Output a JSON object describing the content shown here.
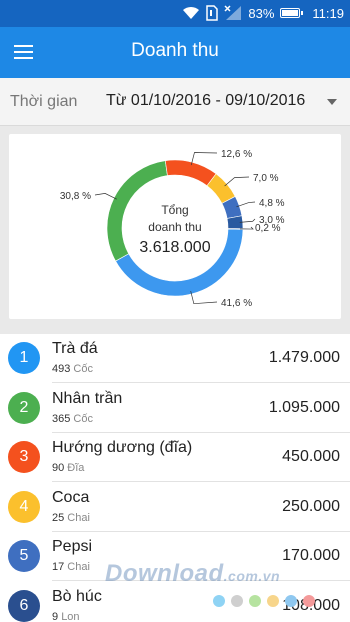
{
  "status_bar": {
    "battery": "83%",
    "time": "11:19"
  },
  "app_bar": {
    "title": "Doanh thu"
  },
  "filter": {
    "label": "Thời gian",
    "value": "Từ 01/10/2016 - 09/10/2016"
  },
  "colors": {
    "status_bar": "#1565c0",
    "app_bar": "#1e88e5"
  },
  "chart_data": {
    "type": "pie",
    "center_label_line1": "Tổng",
    "center_label_line2": "doanh thu",
    "total": "3.618.000",
    "slices": [
      {
        "label": "41,6 %",
        "value": 41.6,
        "color": "#3d98ef"
      },
      {
        "label": "30,8 %",
        "value": 30.8,
        "color": "#4caf50"
      },
      {
        "label": "12,6 %",
        "value": 12.6,
        "color": "#f4511e"
      },
      {
        "label": "7,0 %",
        "value": 7.0,
        "color": "#fbc02d"
      },
      {
        "label": "4,8 %",
        "value": 4.8,
        "color": "#3f6fc0"
      },
      {
        "label": "3,0 %",
        "value": 3.0,
        "color": "#2a5aa0"
      },
      {
        "label": "0,2 %",
        "value": 0.2,
        "color": "#1e3f7a"
      }
    ]
  },
  "items": [
    {
      "rank": "1",
      "name": "Trà đá",
      "qty": "493",
      "unit": "Cốc",
      "amount": "1.479.000",
      "color": "#2196f3"
    },
    {
      "rank": "2",
      "name": "Nhân trần",
      "qty": "365",
      "unit": "Cốc",
      "amount": "1.095.000",
      "color": "#4caf50"
    },
    {
      "rank": "3",
      "name": "Hướng dương (đĩa)",
      "qty": "90",
      "unit": "Đĩa",
      "amount": "450.000",
      "color": "#f4511e"
    },
    {
      "rank": "4",
      "name": "Coca",
      "qty": "25",
      "unit": "Chai",
      "amount": "250.000",
      "color": "#fbc02d"
    },
    {
      "rank": "5",
      "name": "Pepsi",
      "qty": "17",
      "unit": "Chai",
      "amount": "170.000",
      "color": "#3f6fc0"
    },
    {
      "rank": "6",
      "name": "Bò húc",
      "qty": "9",
      "unit": "Lon",
      "amount": "108.000",
      "color": "#2a4f8f"
    }
  ],
  "watermark": {
    "main": "Download",
    "suffix": ".com.vn"
  }
}
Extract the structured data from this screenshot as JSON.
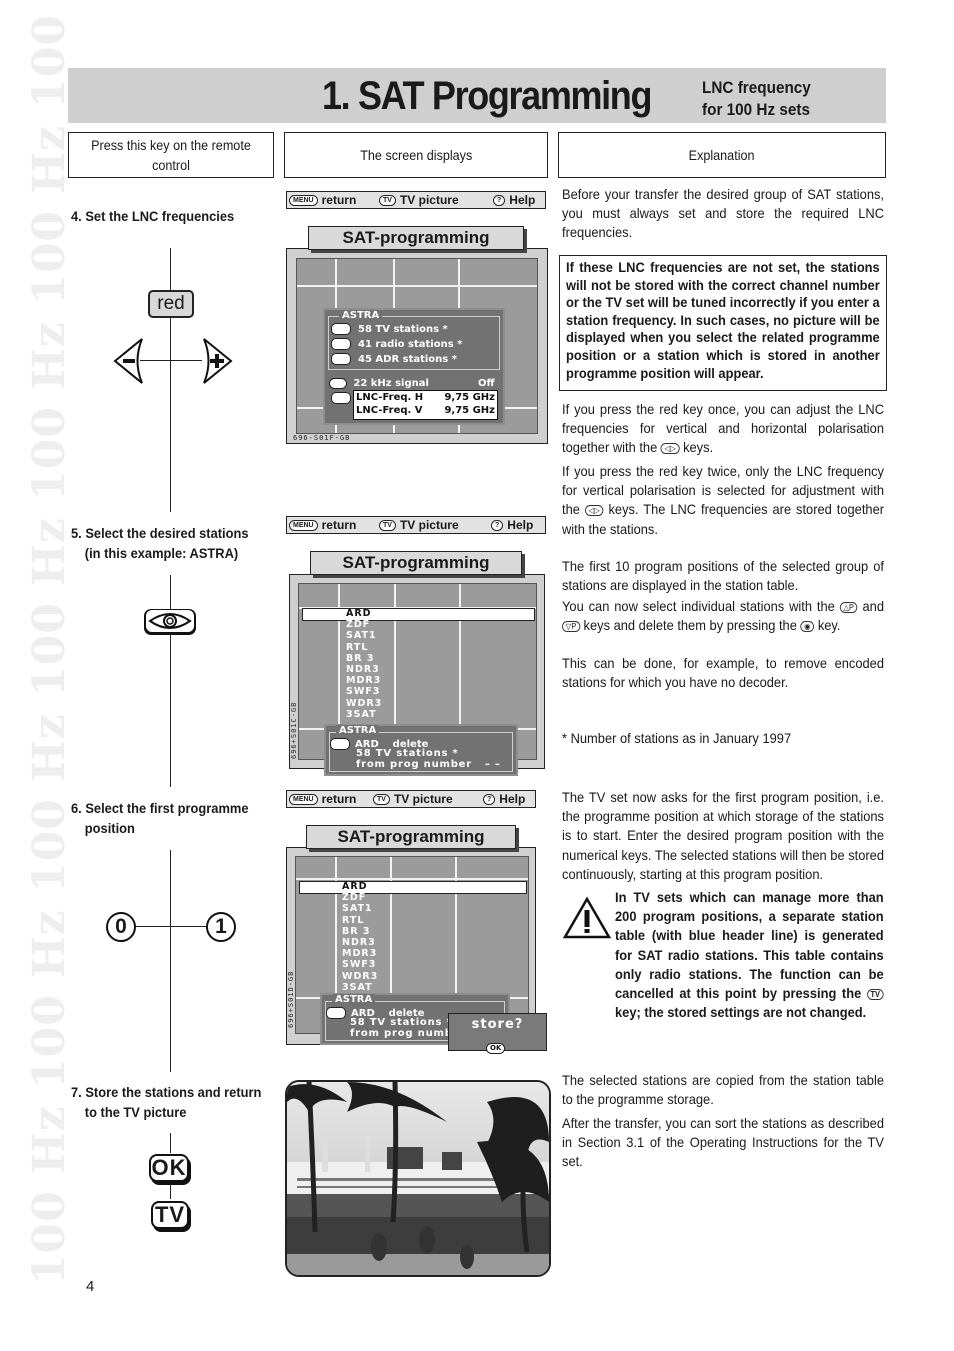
{
  "watermark": "100 Hz 100 Hz 100 Hz 100 Hz 100 Hz 100 Hz 100 Hz",
  "header": {
    "title": "1. SAT Programming",
    "subtitle_line1": "LNC frequency",
    "subtitle_line2": "for 100 Hz sets"
  },
  "columns": {
    "col1": "Press this key on the remote control",
    "col2": "The screen displays",
    "col3": "Explanation"
  },
  "steps": [
    {
      "label": "4. Set the LNC frequencies",
      "keys": {
        "red": "red",
        "minus": "−",
        "plus": "+"
      }
    },
    {
      "label_line1": "5. Select the desired stations",
      "label_line2": "(in this example: ASTRA)",
      "key": "eye-key"
    },
    {
      "label_line1": "6. Select the first programme",
      "label_line2": "position",
      "keys": [
        "0",
        "1"
      ]
    },
    {
      "label_line1": "7. Store the stations and return",
      "label_line2": "to the TV picture",
      "keys": [
        "OK",
        "TV"
      ]
    }
  ],
  "menubar": {
    "menu_pill": "MENU",
    "return": "return",
    "tv_pill": "TV",
    "tv_picture": "TV picture",
    "help_pill": "?",
    "help": "Help"
  },
  "screen1": {
    "banner": "SAT-programming",
    "group": "ASTRA",
    "rows": [
      "58 TV stations *",
      "41 radio stations *",
      "45 ADR stations *"
    ],
    "av_pill": "AV",
    "signal_label": "22 kHz signal",
    "signal_value": "Off",
    "lnc_h_label": "LNC-Freq. H",
    "lnc_h_value": "9,75 GHz",
    "lnc_v_label": "LNC-Freq. V",
    "lnc_v_value": "9,75 GHz",
    "code": "696-S01F-GB"
  },
  "screen2": {
    "banner": "SAT-programming",
    "stations": [
      "ARD",
      "ZDF",
      "SAT1",
      "RTL",
      "BR 3",
      "NDR3",
      "MDR3",
      "SWF3",
      "WDR3",
      "3SAT"
    ],
    "group": "ASTRA",
    "line1": "ARD    delete",
    "line2": "58 TV stations *",
    "line3": "from prog number   – –",
    "code": "696+S01C-GB"
  },
  "screen3": {
    "banner": "SAT-programming",
    "stations": [
      "ARD",
      "ZDF",
      "SAT1",
      "RTL",
      "BR 3",
      "NDR3",
      "MDR3",
      "SWF3",
      "WDR3",
      "3SAT"
    ],
    "group": "ASTRA",
    "line1": "ARD    delete",
    "line2": "58 TV stations *",
    "line3": "from prog number",
    "store_prompt": "store?",
    "ok_pill": "OK",
    "code": "696+S01D-GB"
  },
  "explanations": {
    "e1": "Before your transfer the desired group of SAT stations, you must always set and store the required LNC frequencies.",
    "warning_box": "If these LNC frequencies are not set, the stations will not be stored with the correct channel number or the TV set will be tuned incorrectly if you enter a station frequency. In such cases, no picture will be displayed when you select the related programme position or a station which is stored in another programme position will appear.",
    "e2a": "If you press the red key once, you can adjust the LNC frequencies for vertical and horizontal polarisation together with the",
    "e2b": "keys.",
    "e3a": "If you press the red key twice, only the LNC frequency for vertical polarisation is selected for adjustment with the",
    "e3b": "keys. The LNC frequencies are stored together with the stations.",
    "e4": "The first 10 program positions of the selected group of stations are displayed in the station table.",
    "e5a": "You can now select individual stations with the",
    "e5b": "and",
    "e5c": "keys and delete them by pressing the",
    "e5d": "key.",
    "e6": "This can be done, for example, to remove encoded stations for which you have no decoder.",
    "footnote": "* Number of stations as in January 1997",
    "e7": "The TV set now asks for the first program position, i.e. the programme position at which storage of the stations is to start. Enter the desired program position with the numerical keys. The selected stations will then be stored continuously, starting at this program position.",
    "warning_a": "In TV sets which can manage more than 200 program positions, a separate station table (with blue header line) is generated for SAT radio stations. This table contains only radio stations. The function can be cancelled at this point by pressing the",
    "warning_b": "key; the stored settings are not changed.",
    "e8": "The selected stations are copied from the station table to the programme storage.",
    "e9": "After the transfer, you can sort the stations as described in Section 3.1 of the Operating Instructions for the TV set."
  },
  "inline_icons": {
    "arrows": "◁▷",
    "p_up": "△P",
    "p_down": "▽P",
    "eye": "◉",
    "tv": "TV"
  },
  "page_number": "4"
}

◆ WHAT TO WORK ON:
Only a number is wanted: how many lines of the material include the word "programme".

◆ FINAL RESULT:
4